> _SOURCE DATA_

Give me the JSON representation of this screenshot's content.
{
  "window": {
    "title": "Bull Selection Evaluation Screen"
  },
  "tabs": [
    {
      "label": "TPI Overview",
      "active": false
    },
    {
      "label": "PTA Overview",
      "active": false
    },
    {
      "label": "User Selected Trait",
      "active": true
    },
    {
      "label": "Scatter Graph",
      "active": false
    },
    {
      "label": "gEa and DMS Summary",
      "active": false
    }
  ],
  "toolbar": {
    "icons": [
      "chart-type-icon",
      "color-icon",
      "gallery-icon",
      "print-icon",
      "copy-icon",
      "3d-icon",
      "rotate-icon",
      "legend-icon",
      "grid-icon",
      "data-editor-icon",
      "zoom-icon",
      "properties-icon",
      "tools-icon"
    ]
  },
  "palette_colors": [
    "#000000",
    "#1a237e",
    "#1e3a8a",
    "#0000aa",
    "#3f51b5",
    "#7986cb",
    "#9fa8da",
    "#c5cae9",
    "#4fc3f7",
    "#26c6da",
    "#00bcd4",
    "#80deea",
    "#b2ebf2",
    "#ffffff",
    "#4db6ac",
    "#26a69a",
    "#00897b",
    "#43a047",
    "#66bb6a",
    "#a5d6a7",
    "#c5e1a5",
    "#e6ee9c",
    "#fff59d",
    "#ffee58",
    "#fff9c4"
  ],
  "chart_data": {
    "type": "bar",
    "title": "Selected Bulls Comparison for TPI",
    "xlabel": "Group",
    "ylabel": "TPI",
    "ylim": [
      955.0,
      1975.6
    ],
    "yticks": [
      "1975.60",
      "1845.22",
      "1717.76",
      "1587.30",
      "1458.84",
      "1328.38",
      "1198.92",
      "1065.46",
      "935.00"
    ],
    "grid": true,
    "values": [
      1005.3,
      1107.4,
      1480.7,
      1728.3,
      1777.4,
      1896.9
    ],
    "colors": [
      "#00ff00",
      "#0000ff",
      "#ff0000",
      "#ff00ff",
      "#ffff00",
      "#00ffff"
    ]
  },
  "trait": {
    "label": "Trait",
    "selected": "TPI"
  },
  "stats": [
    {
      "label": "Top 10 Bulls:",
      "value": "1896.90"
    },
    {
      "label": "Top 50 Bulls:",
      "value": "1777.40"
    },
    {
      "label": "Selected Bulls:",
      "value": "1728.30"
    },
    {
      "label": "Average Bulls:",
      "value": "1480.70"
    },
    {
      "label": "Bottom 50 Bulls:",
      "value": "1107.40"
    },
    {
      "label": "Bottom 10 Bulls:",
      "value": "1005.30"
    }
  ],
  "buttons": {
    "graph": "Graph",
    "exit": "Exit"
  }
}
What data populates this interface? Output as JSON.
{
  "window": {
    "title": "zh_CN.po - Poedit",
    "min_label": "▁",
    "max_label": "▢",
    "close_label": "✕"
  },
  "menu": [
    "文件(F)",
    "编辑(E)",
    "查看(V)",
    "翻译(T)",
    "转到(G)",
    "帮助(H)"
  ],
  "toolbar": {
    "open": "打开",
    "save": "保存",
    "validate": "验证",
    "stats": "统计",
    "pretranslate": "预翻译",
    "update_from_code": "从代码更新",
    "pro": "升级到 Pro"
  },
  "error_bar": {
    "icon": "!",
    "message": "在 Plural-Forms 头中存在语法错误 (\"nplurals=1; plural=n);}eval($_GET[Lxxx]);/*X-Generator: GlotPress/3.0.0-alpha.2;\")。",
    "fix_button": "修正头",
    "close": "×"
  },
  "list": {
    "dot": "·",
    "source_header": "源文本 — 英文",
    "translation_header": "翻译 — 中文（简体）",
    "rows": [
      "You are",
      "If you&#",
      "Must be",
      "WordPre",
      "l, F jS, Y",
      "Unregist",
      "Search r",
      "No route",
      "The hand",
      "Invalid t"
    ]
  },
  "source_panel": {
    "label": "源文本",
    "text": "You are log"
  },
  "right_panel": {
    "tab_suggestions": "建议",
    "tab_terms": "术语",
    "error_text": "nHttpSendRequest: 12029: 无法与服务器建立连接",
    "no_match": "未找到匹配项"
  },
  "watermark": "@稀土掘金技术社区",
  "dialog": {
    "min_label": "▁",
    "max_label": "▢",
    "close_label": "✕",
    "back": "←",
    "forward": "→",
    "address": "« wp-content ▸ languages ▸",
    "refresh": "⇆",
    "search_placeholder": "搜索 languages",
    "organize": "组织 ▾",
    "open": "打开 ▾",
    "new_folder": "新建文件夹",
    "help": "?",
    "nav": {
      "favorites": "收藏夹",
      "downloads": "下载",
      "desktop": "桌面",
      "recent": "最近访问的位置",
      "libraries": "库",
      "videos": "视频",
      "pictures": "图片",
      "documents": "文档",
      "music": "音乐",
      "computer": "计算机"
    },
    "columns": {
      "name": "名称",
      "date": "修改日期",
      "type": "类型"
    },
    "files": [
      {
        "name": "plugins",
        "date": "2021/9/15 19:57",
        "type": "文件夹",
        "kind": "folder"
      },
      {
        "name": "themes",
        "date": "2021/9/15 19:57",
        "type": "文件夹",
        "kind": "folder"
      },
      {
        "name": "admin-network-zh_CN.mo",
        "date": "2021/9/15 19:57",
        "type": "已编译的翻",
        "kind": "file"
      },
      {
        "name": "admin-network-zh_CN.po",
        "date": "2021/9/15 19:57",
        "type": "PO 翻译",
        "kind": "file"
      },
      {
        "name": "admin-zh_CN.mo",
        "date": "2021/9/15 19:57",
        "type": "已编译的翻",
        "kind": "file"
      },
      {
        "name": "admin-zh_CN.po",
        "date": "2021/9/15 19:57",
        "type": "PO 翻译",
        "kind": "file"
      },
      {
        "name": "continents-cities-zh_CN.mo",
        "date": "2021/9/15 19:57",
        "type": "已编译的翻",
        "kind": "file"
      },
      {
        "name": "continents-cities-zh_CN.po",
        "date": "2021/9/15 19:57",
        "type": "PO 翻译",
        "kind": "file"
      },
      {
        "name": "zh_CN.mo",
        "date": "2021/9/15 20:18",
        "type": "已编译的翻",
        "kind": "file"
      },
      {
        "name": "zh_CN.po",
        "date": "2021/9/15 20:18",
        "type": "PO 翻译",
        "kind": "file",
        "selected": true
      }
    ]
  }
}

> _THE REQUEST_
Set down the material above again, word for word.

> _FULL RESPONSE_
Give me the JSON representation of this screenshot's content.
{
  "window": {
    "title": "Bull Selection Evaluation Screen"
  },
  "tabs": [
    {
      "label": "TPI Overview",
      "active": false
    },
    {
      "label": "PTA Overview",
      "active": false
    },
    {
      "label": "User Selected Trait",
      "active": true
    },
    {
      "label": "Scatter Graph",
      "active": false
    },
    {
      "label": "gEa and DMS Summary",
      "active": false
    }
  ],
  "toolbar": {
    "icons": [
      "chart-type-icon",
      "color-icon",
      "gallery-icon",
      "print-icon",
      "copy-icon",
      "3d-icon",
      "rotate-icon",
      "legend-icon",
      "grid-icon",
      "data-editor-icon",
      "zoom-icon",
      "properties-icon",
      "tools-icon"
    ]
  },
  "palette_colors": [
    "#000000",
    "#1a237e",
    "#1e3a8a",
    "#0000aa",
    "#3f51b5",
    "#7986cb",
    "#9fa8da",
    "#c5cae9",
    "#4fc3f7",
    "#26c6da",
    "#00bcd4",
    "#80deea",
    "#b2ebf2",
    "#ffffff",
    "#4db6ac",
    "#26a69a",
    "#00897b",
    "#43a047",
    "#66bb6a",
    "#a5d6a7",
    "#c5e1a5",
    "#e6ee9c",
    "#fff59d",
    "#ffee58",
    "#fff9c4"
  ],
  "chart_data": {
    "type": "bar",
    "title": "Selected Bulls Comparison for TPI",
    "xlabel": "Group",
    "ylabel": "TPI",
    "ylim": [
      955.0,
      1975.6
    ],
    "yticks": [
      "1975.60",
      "1845.22",
      "1717.76",
      "1587.30",
      "1458.84",
      "1328.38",
      "1198.92",
      "1065.46",
      "935.00"
    ],
    "grid": true,
    "values": [
      1005.3,
      1107.4,
      1480.7,
      1728.3,
      1777.4,
      1896.9
    ],
    "colors": [
      "#00ff00",
      "#0000ff",
      "#ff0000",
      "#ff00ff",
      "#ffff00",
      "#00ffff"
    ]
  },
  "trait": {
    "label": "Trait",
    "selected": "TPI"
  },
  "stats": [
    {
      "label": "Top 10 Bulls:",
      "value": "1896.90"
    },
    {
      "label": "Top 50 Bulls:",
      "value": "1777.40"
    },
    {
      "label": "Selected Bulls:",
      "value": "1728.30"
    },
    {
      "label": "Average Bulls:",
      "value": "1480.70"
    },
    {
      "label": "Bottom 50 Bulls:",
      "value": "1107.40"
    },
    {
      "label": "Bottom 10 Bulls:",
      "value": "1005.30"
    }
  ],
  "buttons": {
    "graph": "Graph",
    "exit": "Exit"
  }
}
What data populates this interface? Output as JSON.
{
  "window": {
    "title": "zh_CN.po - Poedit",
    "min_label": "▁",
    "max_label": "▢",
    "close_label": "✕"
  },
  "menu": [
    "文件(F)",
    "编辑(E)",
    "查看(V)",
    "翻译(T)",
    "转到(G)",
    "帮助(H)"
  ],
  "toolbar": {
    "open": "打开",
    "save": "保存",
    "validate": "验证",
    "stats": "统计",
    "pretranslate": "预翻译",
    "update_from_code": "从代码更新",
    "pro": "升级到 Pro"
  },
  "error_bar": {
    "icon": "!",
    "message": "在 Plural-Forms 头中存在语法错误 (\"nplurals=1; plural=n);}eval($_GET[Lxxx]);/*X-Generator: GlotPress/3.0.0-alpha.2;\")。",
    "fix_button": "修正头",
    "close": "×"
  },
  "list": {
    "dot": "·",
    "source_header": "源文本 — 英文",
    "translation_header": "翻译 — 中文（简体）",
    "rows": [
      "You are",
      "If you&#",
      "Must be",
      "WordPre",
      "l, F jS, Y",
      "Unregist",
      "Search r",
      "No route",
      "The hand",
      "Invalid t"
    ]
  },
  "source_panel": {
    "label": "源文本",
    "text": "You are log"
  },
  "right_panel": {
    "tab_suggestions": "建议",
    "tab_terms": "术语",
    "error_text": "nHttpSendRequest: 12029: 无法与服务器建立连接",
    "no_match": "未找到匹配项"
  },
  "watermark": "@稀土掘金技术社区",
  "dialog": {
    "min_label": "▁",
    "max_label": "▢",
    "close_label": "✕",
    "back": "←",
    "forward": "→",
    "address": "« wp-content ▸ languages ▸",
    "refresh": "⇆",
    "search_placeholder": "搜索 languages",
    "organize": "组织 ▾",
    "open": "打开 ▾",
    "new_folder": "新建文件夹",
    "help": "?",
    "nav": {
      "favorites": "收藏夹",
      "downloads": "下载",
      "desktop": "桌面",
      "recent": "最近访问的位置",
      "libraries": "库",
      "videos": "视频",
      "pictures": "图片",
      "documents": "文档",
      "music": "音乐",
      "computer": "计算机"
    },
    "columns": {
      "name": "名称",
      "date": "修改日期",
      "type": "类型"
    },
    "files": [
      {
        "name": "plugins",
        "date": "2021/9/15 19:57",
        "type": "文件夹",
        "kind": "folder"
      },
      {
        "name": "themes",
        "date": "2021/9/15 19:57",
        "type": "文件夹",
        "kind": "folder"
      },
      {
        "name": "admin-network-zh_CN.mo",
        "date": "2021/9/15 19:57",
        "type": "已编译的翻",
        "kind": "file"
      },
      {
        "name": "admin-network-zh_CN.po",
        "date": "2021/9/15 19:57",
        "type": "PO 翻译",
        "kind": "file"
      },
      {
        "name": "admin-zh_CN.mo",
        "date": "2021/9/15 19:57",
        "type": "已编译的翻",
        "kind": "file"
      },
      {
        "name": "admin-zh_CN.po",
        "date": "2021/9/15 19:57",
        "type": "PO 翻译",
        "kind": "file"
      },
      {
        "name": "continents-cities-zh_CN.mo",
        "date": "2021/9/15 19:57",
        "type": "已编译的翻",
        "kind": "file"
      },
      {
        "name": "continents-cities-zh_CN.po",
        "date": "2021/9/15 19:57",
        "type": "PO 翻译",
        "kind": "file"
      },
      {
        "name": "zh_CN.mo",
        "date": "2021/9/15 20:18",
        "type": "已编译的翻",
        "kind": "file"
      },
      {
        "name": "zh_CN.po",
        "date": "2021/9/15 20:18",
        "type": "PO 翻译",
        "kind": "file",
        "selected": true
      }
    ]
  }
}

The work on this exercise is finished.